### INSTRUCTION
Reproduce each line bearing the word "structured".

### Dataset rows about figures

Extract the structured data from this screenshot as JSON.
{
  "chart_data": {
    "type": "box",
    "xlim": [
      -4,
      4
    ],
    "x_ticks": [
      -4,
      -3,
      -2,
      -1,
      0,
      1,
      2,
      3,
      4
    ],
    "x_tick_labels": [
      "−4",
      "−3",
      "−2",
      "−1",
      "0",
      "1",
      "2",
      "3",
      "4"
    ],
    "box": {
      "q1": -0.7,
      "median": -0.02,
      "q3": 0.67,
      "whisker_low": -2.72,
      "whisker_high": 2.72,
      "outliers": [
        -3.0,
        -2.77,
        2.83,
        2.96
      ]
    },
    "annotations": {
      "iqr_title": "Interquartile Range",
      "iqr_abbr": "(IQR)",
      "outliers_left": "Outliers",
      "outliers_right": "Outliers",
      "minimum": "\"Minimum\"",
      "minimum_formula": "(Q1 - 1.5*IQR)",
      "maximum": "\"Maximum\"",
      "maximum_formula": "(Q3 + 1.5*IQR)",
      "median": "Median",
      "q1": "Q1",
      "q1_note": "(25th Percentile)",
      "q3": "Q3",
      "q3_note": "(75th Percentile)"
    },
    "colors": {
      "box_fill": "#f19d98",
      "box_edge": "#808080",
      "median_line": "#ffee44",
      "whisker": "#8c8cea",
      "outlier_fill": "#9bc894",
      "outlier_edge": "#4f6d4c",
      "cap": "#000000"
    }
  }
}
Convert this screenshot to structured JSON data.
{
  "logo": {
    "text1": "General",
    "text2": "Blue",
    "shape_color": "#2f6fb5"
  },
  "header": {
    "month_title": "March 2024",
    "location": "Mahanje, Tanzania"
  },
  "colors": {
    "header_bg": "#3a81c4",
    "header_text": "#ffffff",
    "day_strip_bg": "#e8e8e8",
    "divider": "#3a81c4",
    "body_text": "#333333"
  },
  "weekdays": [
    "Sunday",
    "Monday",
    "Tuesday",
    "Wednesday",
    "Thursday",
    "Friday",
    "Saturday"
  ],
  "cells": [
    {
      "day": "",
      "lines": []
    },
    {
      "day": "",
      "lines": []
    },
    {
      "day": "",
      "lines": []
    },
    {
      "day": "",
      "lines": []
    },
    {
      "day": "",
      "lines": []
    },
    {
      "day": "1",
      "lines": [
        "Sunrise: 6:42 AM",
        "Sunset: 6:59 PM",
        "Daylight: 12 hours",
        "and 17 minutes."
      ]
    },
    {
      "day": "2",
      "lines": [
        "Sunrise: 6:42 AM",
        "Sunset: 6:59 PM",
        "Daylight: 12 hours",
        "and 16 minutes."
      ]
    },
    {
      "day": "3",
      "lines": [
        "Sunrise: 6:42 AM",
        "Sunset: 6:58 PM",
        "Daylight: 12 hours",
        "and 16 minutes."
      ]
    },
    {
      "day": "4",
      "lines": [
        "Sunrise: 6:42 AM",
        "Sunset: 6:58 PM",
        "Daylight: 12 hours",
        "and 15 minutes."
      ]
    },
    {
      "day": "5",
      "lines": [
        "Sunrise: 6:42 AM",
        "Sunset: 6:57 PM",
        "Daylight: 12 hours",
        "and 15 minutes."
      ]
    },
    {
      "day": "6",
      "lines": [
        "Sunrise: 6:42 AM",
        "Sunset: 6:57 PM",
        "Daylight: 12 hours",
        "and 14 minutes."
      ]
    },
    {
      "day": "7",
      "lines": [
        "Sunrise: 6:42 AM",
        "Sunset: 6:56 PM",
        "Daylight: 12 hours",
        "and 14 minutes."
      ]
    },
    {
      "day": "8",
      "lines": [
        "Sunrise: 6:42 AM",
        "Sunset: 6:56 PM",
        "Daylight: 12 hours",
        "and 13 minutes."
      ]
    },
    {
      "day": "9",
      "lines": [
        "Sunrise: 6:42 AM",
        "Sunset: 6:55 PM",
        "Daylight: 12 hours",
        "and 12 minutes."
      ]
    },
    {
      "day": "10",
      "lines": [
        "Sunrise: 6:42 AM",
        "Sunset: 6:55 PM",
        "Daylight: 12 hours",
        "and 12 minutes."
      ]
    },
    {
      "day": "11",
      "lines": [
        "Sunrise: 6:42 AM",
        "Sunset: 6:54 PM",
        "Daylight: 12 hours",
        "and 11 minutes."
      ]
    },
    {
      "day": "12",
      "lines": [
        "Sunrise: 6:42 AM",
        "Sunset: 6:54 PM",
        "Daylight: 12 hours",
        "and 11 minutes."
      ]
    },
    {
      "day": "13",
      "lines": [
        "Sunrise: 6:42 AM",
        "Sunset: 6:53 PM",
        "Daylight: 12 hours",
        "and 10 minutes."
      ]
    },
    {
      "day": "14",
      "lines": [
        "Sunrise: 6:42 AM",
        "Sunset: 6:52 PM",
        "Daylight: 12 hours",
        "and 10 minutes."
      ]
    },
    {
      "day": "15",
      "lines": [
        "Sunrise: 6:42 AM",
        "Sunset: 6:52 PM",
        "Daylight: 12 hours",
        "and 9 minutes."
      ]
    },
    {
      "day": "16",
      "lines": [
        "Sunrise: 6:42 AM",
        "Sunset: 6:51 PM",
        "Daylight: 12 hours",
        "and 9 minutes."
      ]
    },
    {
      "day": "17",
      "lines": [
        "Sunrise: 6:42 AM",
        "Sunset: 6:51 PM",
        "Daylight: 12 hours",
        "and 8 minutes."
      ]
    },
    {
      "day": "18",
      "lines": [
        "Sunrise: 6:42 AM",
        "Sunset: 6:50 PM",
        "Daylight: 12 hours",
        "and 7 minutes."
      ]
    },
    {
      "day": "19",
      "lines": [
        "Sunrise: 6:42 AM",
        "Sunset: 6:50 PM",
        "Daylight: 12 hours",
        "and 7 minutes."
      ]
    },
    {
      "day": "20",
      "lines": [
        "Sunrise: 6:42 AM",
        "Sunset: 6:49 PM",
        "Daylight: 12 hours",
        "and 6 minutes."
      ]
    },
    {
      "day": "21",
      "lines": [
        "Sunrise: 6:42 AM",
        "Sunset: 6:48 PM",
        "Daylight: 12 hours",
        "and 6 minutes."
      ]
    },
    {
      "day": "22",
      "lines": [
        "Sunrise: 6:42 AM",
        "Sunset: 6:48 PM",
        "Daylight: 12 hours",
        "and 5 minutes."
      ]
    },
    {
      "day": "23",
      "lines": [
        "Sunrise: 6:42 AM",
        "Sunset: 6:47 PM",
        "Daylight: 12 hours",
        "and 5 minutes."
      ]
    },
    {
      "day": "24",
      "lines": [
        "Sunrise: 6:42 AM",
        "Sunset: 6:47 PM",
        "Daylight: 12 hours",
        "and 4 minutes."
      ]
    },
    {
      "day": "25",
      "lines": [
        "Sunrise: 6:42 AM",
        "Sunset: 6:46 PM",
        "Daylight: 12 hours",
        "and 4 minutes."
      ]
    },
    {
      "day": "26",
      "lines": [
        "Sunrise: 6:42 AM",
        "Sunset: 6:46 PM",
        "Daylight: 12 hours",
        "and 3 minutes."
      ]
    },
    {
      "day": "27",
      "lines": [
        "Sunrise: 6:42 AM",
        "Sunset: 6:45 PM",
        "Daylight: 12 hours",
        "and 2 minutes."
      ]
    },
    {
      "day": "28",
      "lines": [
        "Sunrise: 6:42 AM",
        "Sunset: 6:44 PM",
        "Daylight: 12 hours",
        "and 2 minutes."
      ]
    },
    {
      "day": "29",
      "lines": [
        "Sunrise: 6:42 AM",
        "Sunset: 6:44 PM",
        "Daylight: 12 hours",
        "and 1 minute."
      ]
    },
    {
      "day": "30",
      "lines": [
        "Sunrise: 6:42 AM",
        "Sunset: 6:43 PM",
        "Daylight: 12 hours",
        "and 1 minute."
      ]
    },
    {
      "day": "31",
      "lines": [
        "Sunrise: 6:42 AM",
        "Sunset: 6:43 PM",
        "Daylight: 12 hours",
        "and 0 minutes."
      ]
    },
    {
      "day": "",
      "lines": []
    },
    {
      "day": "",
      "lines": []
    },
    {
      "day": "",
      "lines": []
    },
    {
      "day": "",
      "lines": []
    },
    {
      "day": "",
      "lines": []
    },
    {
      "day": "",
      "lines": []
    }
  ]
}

### ANSWER TO THE TASK
Extract the structured data from this screenshot as JSON.
Convert this screenshot to structured JSON data.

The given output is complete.